[Directive]
Pull out each line of the records holding the string "SGST".

[Saved data entries]
★ ★ ★ ★

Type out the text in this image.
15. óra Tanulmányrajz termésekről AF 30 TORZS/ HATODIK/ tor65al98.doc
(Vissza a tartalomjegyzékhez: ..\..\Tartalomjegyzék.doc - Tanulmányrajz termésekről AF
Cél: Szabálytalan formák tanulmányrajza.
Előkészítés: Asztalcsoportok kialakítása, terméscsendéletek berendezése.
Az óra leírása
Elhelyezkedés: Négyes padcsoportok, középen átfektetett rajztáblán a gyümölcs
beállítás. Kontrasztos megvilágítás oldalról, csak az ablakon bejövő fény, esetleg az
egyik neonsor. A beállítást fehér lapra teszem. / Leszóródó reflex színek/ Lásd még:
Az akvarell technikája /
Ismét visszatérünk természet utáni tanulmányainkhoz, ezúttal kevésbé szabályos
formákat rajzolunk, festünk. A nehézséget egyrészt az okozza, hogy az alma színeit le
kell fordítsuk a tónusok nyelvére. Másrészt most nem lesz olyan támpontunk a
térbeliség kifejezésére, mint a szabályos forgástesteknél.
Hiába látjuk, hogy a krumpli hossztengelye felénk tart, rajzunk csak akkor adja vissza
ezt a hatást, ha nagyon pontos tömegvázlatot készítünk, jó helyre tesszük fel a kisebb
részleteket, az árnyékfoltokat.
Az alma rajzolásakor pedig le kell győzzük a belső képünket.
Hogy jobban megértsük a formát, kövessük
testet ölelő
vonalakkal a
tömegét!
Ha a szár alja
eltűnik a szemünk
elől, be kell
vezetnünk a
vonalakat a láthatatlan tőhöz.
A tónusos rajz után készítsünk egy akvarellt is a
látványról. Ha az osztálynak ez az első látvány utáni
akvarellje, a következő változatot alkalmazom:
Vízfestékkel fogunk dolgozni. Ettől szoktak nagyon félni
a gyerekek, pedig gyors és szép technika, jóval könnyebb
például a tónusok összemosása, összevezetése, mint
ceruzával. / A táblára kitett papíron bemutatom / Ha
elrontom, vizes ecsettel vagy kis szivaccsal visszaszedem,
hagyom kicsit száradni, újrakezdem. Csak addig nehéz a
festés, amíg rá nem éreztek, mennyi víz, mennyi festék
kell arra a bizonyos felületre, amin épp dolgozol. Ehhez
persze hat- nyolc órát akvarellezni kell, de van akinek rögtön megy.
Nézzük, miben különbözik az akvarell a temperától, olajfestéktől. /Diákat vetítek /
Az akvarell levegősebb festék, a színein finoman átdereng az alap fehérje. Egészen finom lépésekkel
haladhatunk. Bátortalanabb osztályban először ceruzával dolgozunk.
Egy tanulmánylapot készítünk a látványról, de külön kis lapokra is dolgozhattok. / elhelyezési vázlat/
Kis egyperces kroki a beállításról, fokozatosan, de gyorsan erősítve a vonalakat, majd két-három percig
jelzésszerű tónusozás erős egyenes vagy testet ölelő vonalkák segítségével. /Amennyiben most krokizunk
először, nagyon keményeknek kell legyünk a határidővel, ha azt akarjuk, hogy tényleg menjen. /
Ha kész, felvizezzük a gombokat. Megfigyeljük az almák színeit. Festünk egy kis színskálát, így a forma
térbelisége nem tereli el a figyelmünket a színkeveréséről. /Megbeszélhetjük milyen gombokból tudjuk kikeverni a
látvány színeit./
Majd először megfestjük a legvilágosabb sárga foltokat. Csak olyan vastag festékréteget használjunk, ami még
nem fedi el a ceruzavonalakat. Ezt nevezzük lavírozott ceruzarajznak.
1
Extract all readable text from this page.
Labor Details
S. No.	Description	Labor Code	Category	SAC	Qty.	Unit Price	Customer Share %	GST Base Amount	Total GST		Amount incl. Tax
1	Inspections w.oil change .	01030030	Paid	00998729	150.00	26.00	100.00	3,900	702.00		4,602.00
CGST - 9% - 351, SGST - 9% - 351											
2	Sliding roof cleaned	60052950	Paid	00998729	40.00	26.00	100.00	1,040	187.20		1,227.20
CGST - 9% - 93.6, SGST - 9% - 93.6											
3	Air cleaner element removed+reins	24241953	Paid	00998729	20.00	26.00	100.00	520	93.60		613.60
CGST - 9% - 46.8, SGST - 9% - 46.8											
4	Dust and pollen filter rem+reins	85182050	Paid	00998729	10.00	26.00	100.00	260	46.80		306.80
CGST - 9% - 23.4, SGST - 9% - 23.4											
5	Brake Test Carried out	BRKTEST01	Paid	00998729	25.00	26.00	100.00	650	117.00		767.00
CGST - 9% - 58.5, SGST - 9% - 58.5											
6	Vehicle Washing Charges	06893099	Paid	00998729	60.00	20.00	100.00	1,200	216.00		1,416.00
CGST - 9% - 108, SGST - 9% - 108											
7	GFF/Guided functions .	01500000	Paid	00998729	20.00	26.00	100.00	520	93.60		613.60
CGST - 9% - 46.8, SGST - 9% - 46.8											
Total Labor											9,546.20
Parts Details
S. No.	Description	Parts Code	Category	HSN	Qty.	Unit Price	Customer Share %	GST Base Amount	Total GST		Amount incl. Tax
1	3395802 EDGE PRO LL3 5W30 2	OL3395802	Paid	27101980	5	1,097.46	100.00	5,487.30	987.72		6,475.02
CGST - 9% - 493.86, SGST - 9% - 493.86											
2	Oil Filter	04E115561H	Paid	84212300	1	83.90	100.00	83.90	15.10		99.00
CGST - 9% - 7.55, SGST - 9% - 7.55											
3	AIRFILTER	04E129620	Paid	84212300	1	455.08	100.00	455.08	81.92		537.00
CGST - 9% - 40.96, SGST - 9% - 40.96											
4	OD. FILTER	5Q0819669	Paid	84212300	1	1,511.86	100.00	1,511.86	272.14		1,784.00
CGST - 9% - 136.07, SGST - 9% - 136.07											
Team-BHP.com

★ ★ ★ ★

[Completed task]
CGST - 9% - 351, SGST - 9% - 351											
CGST - 9% - 93.6, SGST - 9% - 93.6											
CGST - 9% - 46.8, SGST - 9% - 46.8											
CGST - 9% - 23.4, SGST - 9% - 23.4											
CGST - 9% - 58.5, SGST - 9% - 58.5											
CGST - 9% - 108, SGST - 9% - 108											
CGST - 9% - 46.8, SGST - 9% - 46.8											
CGST - 9% - 493.86, SGST - 9% - 493.86											
CGST - 9% - 7.55, SGST - 9% - 7.55											
CGST - 9% - 40.96, SGST - 9% - 40.96											
CGST - 9% - 136.07, SGST - 9% - 136.07											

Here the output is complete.